EXERCISE MATERIALS:
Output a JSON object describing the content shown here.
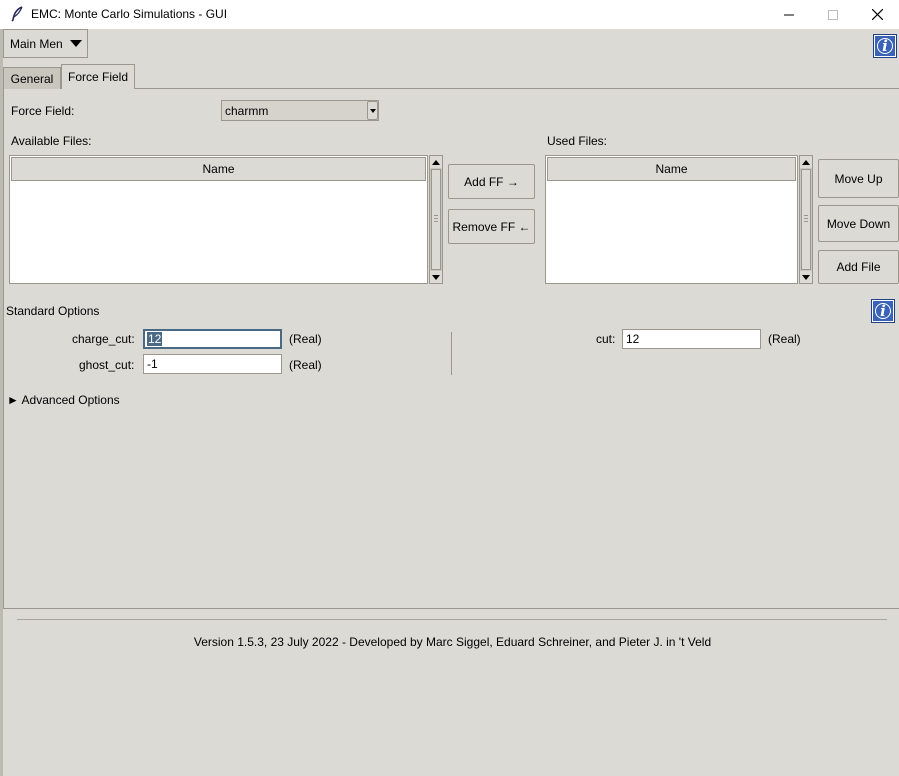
{
  "window": {
    "title": "EMC: Monte Carlo Simulations - GUI"
  },
  "menu": {
    "main_menu_label": "Main Men"
  },
  "tabs": [
    {
      "label": "General"
    },
    {
      "label": "Force Field"
    }
  ],
  "force_field": {
    "label": "Force Field:",
    "selected": "charmm",
    "available_label": "Available Files:",
    "used_label": "Used Files:",
    "available_column": "Name",
    "used_column": "Name",
    "available_items": [],
    "used_items": []
  },
  "buttons": {
    "add_ff": "Add FF →",
    "remove_ff": "Remove FF ←",
    "move_up": "Move Up",
    "move_down": "Move Down",
    "add_file": "Add File"
  },
  "standard_options": {
    "title": "Standard Options",
    "charge_cut": {
      "label": "charge_cut:",
      "value": "12",
      "unit": "(Real)"
    },
    "ghost_cut": {
      "label": "ghost_cut:",
      "value": "-1",
      "unit": "(Real)"
    },
    "cut": {
      "label": "cut:",
      "value": "12",
      "unit": "(Real)"
    }
  },
  "advanced": {
    "label": "► Advanced Options"
  },
  "footer": {
    "version": "Version 1.5.3, 23 July 2022 - Developed by Marc Siggel, Eduard Schreiner, and Pieter J. in 't Veld"
  },
  "icons": [
    "feather-icon",
    "minimize-icon",
    "maximize-icon",
    "close-icon",
    "info-icon"
  ]
}
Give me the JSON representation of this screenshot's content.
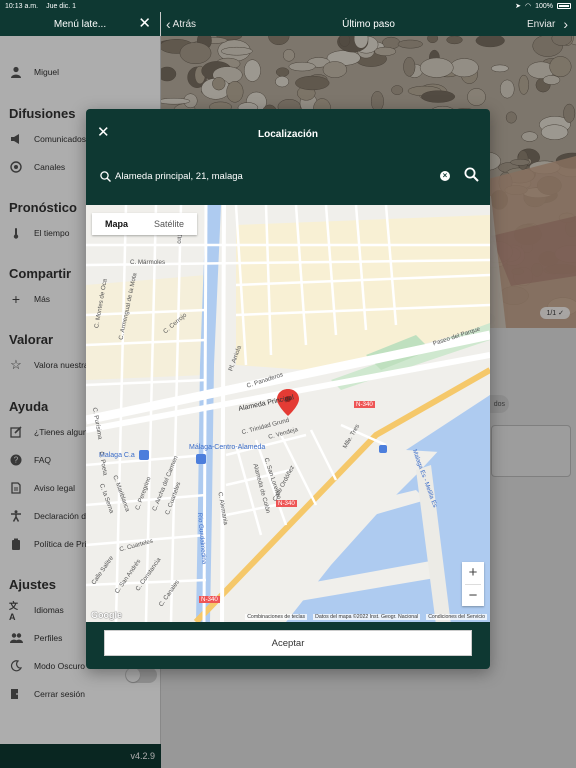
{
  "status_bar": {
    "time": "10:13 a.m.",
    "date": "Jue dic. 1",
    "battery": "100%"
  },
  "side_menu": {
    "title": "Menú late...",
    "user": "Miguel",
    "sections": {
      "difusiones": "Difusiones",
      "pronostico": "Pronóstico",
      "compartir": "Compartir",
      "valorar": "Valorar",
      "ayuda": "Ayuda",
      "ajustes": "Ajustes"
    },
    "items": {
      "comunicados": "Comunicados",
      "canales": "Canales",
      "tiempo": "El tiempo",
      "mas": "Más",
      "valora": "Valora nuestra app",
      "dudas": "¿Tienes alguna duda?",
      "faq": "FAQ",
      "aviso": "Aviso legal",
      "accesibilidad": "Declaración de accesibilidad",
      "privacidad": "Política de Privacidad",
      "idiomas": "Idiomas",
      "perfiles": "Perfiles",
      "modo_oscuro": "Modo Oscuro",
      "cerrar": "Cerrar sesión"
    },
    "version": "v4.2.9"
  },
  "topbar": {
    "back_label": "Atrás",
    "title": "Último paso",
    "send_label": "Enviar"
  },
  "photo": {
    "counter": "1/1"
  },
  "background": {
    "chip_text": "dos"
  },
  "modal": {
    "title": "Localización",
    "search_value": "Alameda principal, 21, malaga",
    "map_types": {
      "map": "Mapa",
      "satellite": "Satélite"
    },
    "map_labels": {
      "jara": "C. Jara",
      "tiro": "Tiro",
      "marmoles": "C. Mármoles",
      "montes_oca": "C. Montes de Oca",
      "armengual": "C. Armengual de la Mota",
      "cerrojo": "C. Cerrojo",
      "arriola": "Pl. Arriola",
      "panaderos": "C. Panaderos",
      "paseo_parque": "Paseo del Parque",
      "alameda": "Alameda Principal",
      "trinidad": "C. Trinidad Grund",
      "vendeja": "C. Vendeja",
      "n340_a": "N-340",
      "n340_b": "N-340",
      "n340_c": "N-340",
      "muelle": "Mlle. Tres",
      "malaga_ca": "Malaga C.a",
      "malaga_centro": "Málaga-Centro-Alameda",
      "maestranza": "Malaga Es - Melilla Es",
      "guadalmedina": "Río Guadalmedina",
      "barroso": "C. San Lorenzo",
      "colon": "Alameda de Colón",
      "cuarteles": "C. Cuarteles",
      "salitre": "Calle Salitre",
      "san_andres": "C. San Andrés",
      "constancia": "C. Constancia",
      "canales": "C. Canales",
      "serna": "C. la Serna",
      "mariblanca": "C. Mariblanca",
      "peregrino": "C. Peregrino",
      "ancha_carmen": "C. Ancha del Carmen",
      "poeta": "C. Poeta",
      "cuarteles2": "C. Cuarteles",
      "alemania": "C. Alemania",
      "ordoñez": "Calle Ordóñez",
      "dianasta": "C. Purísima"
    },
    "footer": {
      "shortcuts": "Combinaciones de teclas",
      "map_data": "Datos del mapa ©2022 Inst. Geogr. Nacional",
      "terms": "Condiciones del Servicio"
    },
    "google": "Google",
    "accept": "Aceptar"
  }
}
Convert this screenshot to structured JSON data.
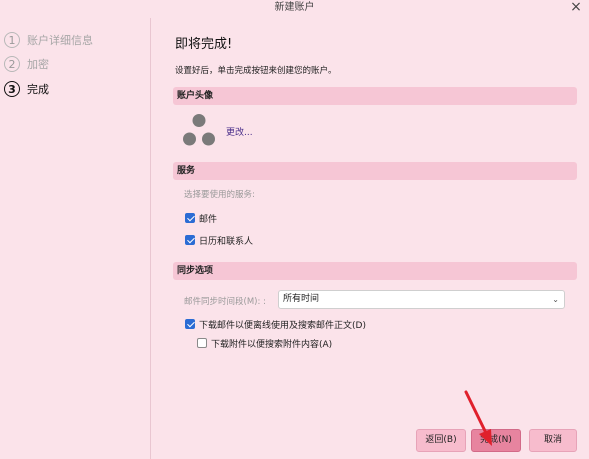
{
  "window": {
    "title": "新建账户"
  },
  "sidebar": {
    "steps": [
      {
        "num": "1",
        "label": "账户详细信息"
      },
      {
        "num": "2",
        "label": "加密"
      },
      {
        "num": "3",
        "label": "完成"
      }
    ]
  },
  "main": {
    "heading": "即将完成!",
    "intro": "设置好后，单击完成按钮来创建您的账户。",
    "avatar_section": {
      "title": "账户头像",
      "change_link": "更改..."
    },
    "services_section": {
      "title": "服务",
      "prompt": "选择要使用的服务:",
      "items": [
        {
          "label": "邮件",
          "checked": true
        },
        {
          "label": "日历和联系人",
          "checked": true
        }
      ]
    },
    "sync_section": {
      "title": "同步选项",
      "period_label": "邮件同步时间段(M): :",
      "period_value": "所有时间",
      "download_mail": {
        "label": "下载邮件以便离线使用及搜索邮件正文(D)",
        "checked": true
      },
      "download_attachments": {
        "label": "下载附件以便搜索附件内容(A)",
        "checked": false
      }
    }
  },
  "footer": {
    "back": "返回(B)",
    "finish": "完成(N)",
    "cancel": "取消"
  },
  "colors": {
    "accent": "#e7849f",
    "checkbox": "#2b6cd4",
    "arrow": "#e0202c",
    "section": "#f6c6d5"
  },
  "icons": {
    "close": "close-icon",
    "avatar": "person-icon",
    "dropdown": "chevron-down-icon"
  }
}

PROBLEM STATEMENT: Retype every record above exactly as written, but leave out the pictures.

WRITTEN SOLUTION:
Output a JSON object describing the content shown here.
{
  "window": {
    "title": "EMC: Monte Carlo Simulations - GUI"
  },
  "menu": {
    "main_menu_label": "Main Men"
  },
  "tabs": [
    {
      "label": "General"
    },
    {
      "label": "Force Field"
    }
  ],
  "force_field": {
    "label": "Force Field:",
    "selected": "charmm",
    "available_label": "Available Files:",
    "used_label": "Used Files:",
    "available_column": "Name",
    "used_column": "Name",
    "available_items": [],
    "used_items": []
  },
  "buttons": {
    "add_ff": "Add FF →",
    "remove_ff": "Remove FF ←",
    "move_up": "Move Up",
    "move_down": "Move Down",
    "add_file": "Add File"
  },
  "standard_options": {
    "title": "Standard Options",
    "charge_cut": {
      "label": "charge_cut:",
      "value": "12",
      "unit": "(Real)"
    },
    "ghost_cut": {
      "label": "ghost_cut:",
      "value": "-1",
      "unit": "(Real)"
    },
    "cut": {
      "label": "cut:",
      "value": "12",
      "unit": "(Real)"
    }
  },
  "advanced": {
    "label": "► Advanced Options"
  },
  "footer": {
    "version": "Version 1.5.3, 23 July 2022 - Developed by Marc Siggel, Eduard Schreiner, and Pieter J. in 't Veld"
  },
  "icons": [
    "feather-icon",
    "minimize-icon",
    "maximize-icon",
    "close-icon",
    "info-icon"
  ]
}
Give me the JSON representation of this screenshot's content.
{
  "status_bar": {
    "time": "10:13 a.m.",
    "date": "Jue dic. 1",
    "battery": "100%"
  },
  "side_menu": {
    "title": "Menú late...",
    "user": "Miguel",
    "sections": {
      "difusiones": "Difusiones",
      "pronostico": "Pronóstico",
      "compartir": "Compartir",
      "valorar": "Valorar",
      "ayuda": "Ayuda",
      "ajustes": "Ajustes"
    },
    "items": {
      "comunicados": "Comunicados",
      "canales": "Canales",
      "tiempo": "El tiempo",
      "mas": "Más",
      "valora": "Valora nuestra app",
      "dudas": "¿Tienes alguna duda?",
      "faq": "FAQ",
      "aviso": "Aviso legal",
      "accesibilidad": "Declaración de accesibilidad",
      "privacidad": "Política de Privacidad",
      "idiomas": "Idiomas",
      "perfiles": "Perfiles",
      "modo_oscuro": "Modo Oscuro",
      "cerrar": "Cerrar sesión"
    },
    "version": "v4.2.9"
  },
  "topbar": {
    "back_label": "Atrás",
    "title": "Último paso",
    "send_label": "Enviar"
  },
  "photo": {
    "counter": "1/1"
  },
  "background": {
    "chip_text": "dos"
  },
  "modal": {
    "title": "Localización",
    "search_value": "Alameda principal, 21, malaga",
    "map_types": {
      "map": "Mapa",
      "satellite": "Satélite"
    },
    "map_labels": {
      "jara": "C. Jara",
      "tiro": "Tiro",
      "marmoles": "C. Mármoles",
      "montes_oca": "C. Montes de Oca",
      "armengual": "C. Armengual de la Mota",
      "cerrojo": "C. Cerrojo",
      "arriola": "Pl. Arriola",
      "panaderos": "C. Panaderos",
      "paseo_parque": "Paseo del Parque",
      "alameda": "Alameda Principal",
      "trinidad": "C. Trinidad Grund",
      "vendeja": "C. Vendeja",
      "n340_a": "N-340",
      "n340_b": "N-340",
      "n340_c": "N-340",
      "muelle": "Mlle. Tres",
      "malaga_ca": "Malaga C.a",
      "malaga_centro": "Málaga-Centro-Alameda",
      "maestranza": "Malaga Es - Melilla Es",
      "guadalmedina": "Río Guadalmedina",
      "barroso": "C. San Lorenzo",
      "colon": "Alameda de Colón",
      "cuarteles": "C. Cuarteles",
      "salitre": "Calle Salitre",
      "san_andres": "C. San Andrés",
      "constancia": "C. Constancia",
      "canales": "C. Canales",
      "serna": "C. la Serna",
      "mariblanca": "C. Mariblanca",
      "peregrino": "C. Peregrino",
      "ancha_carmen": "C. Ancha del Carmen",
      "poeta": "C. Poeta",
      "cuarteles2": "C. Cuarteles",
      "alemania": "C. Alemania",
      "ordoñez": "Calle Ordóñez",
      "dianasta": "C. Purísima"
    },
    "footer": {
      "shortcuts": "Combinaciones de teclas",
      "map_data": "Datos del mapa ©2022 Inst. Geogr. Nacional",
      "terms": "Condiciones del Servicio"
    },
    "google": "Google",
    "accept": "Aceptar"
  }
}
Convert this screenshot to structured JSON data.
{
  "window": {
    "title": "新建账户"
  },
  "sidebar": {
    "steps": [
      {
        "num": "1",
        "label": "账户详细信息"
      },
      {
        "num": "2",
        "label": "加密"
      },
      {
        "num": "3",
        "label": "完成"
      }
    ]
  },
  "main": {
    "heading": "即将完成!",
    "intro": "设置好后，单击完成按钮来创建您的账户。",
    "avatar_section": {
      "title": "账户头像",
      "change_link": "更改..."
    },
    "services_section": {
      "title": "服务",
      "prompt": "选择要使用的服务:",
      "items": [
        {
          "label": "邮件",
          "checked": true
        },
        {
          "label": "日历和联系人",
          "checked": true
        }
      ]
    },
    "sync_section": {
      "title": "同步选项",
      "period_label": "邮件同步时间段(M): :",
      "period_value": "所有时间",
      "download_mail": {
        "label": "下载邮件以便离线使用及搜索邮件正文(D)",
        "checked": true
      },
      "download_attachments": {
        "label": "下载附件以便搜索附件内容(A)",
        "checked": false
      }
    }
  },
  "footer": {
    "back": "返回(B)",
    "finish": "完成(N)",
    "cancel": "取消"
  },
  "colors": {
    "accent": "#e7849f",
    "checkbox": "#2b6cd4",
    "arrow": "#e0202c",
    "section": "#f6c6d5"
  },
  "icons": {
    "close": "close-icon",
    "avatar": "person-icon",
    "dropdown": "chevron-down-icon"
  }
}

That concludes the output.